Extrait >>
"""
Le département



Chou, choucroute


Dans le Briennois, le chou est indéracinable tant il est vrai que cela fait plus d’un siècle qu’on en cultive.

 

Le département de l’Aube est le second producteur français de choucroute, derrière le Bas Rhin.

 

Quand et comment la culture du chou a-t-elle été entreprise dans la région de Vallentigny ?

 

           Peu après 1900, au cours d’un voyage dans la région de Belfort, l’un de nos agriculteurs remarqua les cultures de choux, apprécia la choucroute, se documenta, et, de retour, fit des essais sur ses terres : leurs résultats furent favorables.

 

           D’autre part, vers 1904 ou 1905, un Alsacien, M. L. Grünfelder, vint à Brienne-le-Château, et installa dans le local de la Coopérative agricole, route de Perthes, une fabrique dont l’enseigne peinte en noir au-dessus de la porte : « Fabrique de choucroute de l’Est ».
"""
Données de disposition spatiale:
"""
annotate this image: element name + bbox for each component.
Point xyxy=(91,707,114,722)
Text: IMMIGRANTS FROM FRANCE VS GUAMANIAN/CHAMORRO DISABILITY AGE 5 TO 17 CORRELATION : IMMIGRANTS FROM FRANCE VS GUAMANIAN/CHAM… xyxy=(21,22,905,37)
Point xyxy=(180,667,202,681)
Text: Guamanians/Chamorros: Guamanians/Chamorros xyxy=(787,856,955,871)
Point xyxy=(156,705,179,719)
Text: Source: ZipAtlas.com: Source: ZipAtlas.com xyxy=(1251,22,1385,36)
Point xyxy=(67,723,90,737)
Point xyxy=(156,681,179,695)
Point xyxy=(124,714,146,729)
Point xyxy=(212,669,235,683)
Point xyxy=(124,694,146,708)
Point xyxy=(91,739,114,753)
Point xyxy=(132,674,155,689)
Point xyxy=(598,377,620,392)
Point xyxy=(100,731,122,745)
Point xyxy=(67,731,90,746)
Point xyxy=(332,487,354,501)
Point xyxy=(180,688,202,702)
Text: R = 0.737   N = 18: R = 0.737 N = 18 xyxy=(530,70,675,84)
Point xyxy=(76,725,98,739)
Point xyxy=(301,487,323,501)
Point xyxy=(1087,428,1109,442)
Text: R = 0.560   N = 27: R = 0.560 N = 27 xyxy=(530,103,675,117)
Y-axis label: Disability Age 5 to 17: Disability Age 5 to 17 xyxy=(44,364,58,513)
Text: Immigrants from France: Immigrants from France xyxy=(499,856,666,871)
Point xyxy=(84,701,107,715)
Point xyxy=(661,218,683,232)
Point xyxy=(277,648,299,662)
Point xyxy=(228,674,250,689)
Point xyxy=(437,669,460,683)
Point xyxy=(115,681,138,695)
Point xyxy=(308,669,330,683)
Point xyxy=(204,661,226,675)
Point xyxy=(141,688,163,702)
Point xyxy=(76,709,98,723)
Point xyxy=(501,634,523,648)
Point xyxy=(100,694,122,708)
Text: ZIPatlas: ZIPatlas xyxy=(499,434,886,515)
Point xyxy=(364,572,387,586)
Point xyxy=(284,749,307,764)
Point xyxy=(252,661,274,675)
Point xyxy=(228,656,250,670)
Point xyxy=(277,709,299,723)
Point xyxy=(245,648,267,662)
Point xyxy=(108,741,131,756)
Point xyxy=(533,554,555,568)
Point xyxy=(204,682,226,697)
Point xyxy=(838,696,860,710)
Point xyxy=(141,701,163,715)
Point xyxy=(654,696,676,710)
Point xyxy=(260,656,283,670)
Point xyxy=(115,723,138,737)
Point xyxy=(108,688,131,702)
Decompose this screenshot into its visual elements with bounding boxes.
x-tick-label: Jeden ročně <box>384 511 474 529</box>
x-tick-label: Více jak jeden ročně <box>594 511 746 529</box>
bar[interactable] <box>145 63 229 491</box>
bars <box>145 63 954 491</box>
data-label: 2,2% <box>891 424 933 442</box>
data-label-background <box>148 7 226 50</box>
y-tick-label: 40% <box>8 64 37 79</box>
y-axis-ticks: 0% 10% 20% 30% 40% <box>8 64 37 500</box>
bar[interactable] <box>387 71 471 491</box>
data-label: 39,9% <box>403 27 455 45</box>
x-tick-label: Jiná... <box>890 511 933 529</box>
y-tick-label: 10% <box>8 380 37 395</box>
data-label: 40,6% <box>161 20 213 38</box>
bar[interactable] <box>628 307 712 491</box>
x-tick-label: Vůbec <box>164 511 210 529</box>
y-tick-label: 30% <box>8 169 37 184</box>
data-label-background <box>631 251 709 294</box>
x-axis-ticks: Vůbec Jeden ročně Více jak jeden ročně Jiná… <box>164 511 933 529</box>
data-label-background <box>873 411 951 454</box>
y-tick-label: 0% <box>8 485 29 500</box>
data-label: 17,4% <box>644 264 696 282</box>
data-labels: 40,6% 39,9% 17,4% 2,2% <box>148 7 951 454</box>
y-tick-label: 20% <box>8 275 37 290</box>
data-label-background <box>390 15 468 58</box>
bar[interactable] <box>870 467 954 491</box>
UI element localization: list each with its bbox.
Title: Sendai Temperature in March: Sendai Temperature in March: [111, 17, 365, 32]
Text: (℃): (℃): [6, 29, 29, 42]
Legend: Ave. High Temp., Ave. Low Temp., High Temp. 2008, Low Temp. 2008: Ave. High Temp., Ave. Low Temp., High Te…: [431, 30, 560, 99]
"""
Consigne >> Modifiez, s'il vous plaît, le passage du texte sur la choucroute situé entre « Peu après 1900, au » et « résultats furent favorables. » inclus, en y remplaçant « agriculteurs » par « cultivateurs ».

Résultat obtenu >>
Peu après 1900, au cours d’un voyage dans la région de Belfort, l’un de nos cultivateurs remarqua les cultures de choux, apprécia la choucroute, se documenta, et, de retour, fit des essais sur ses terres : leurs résultats furent favorables.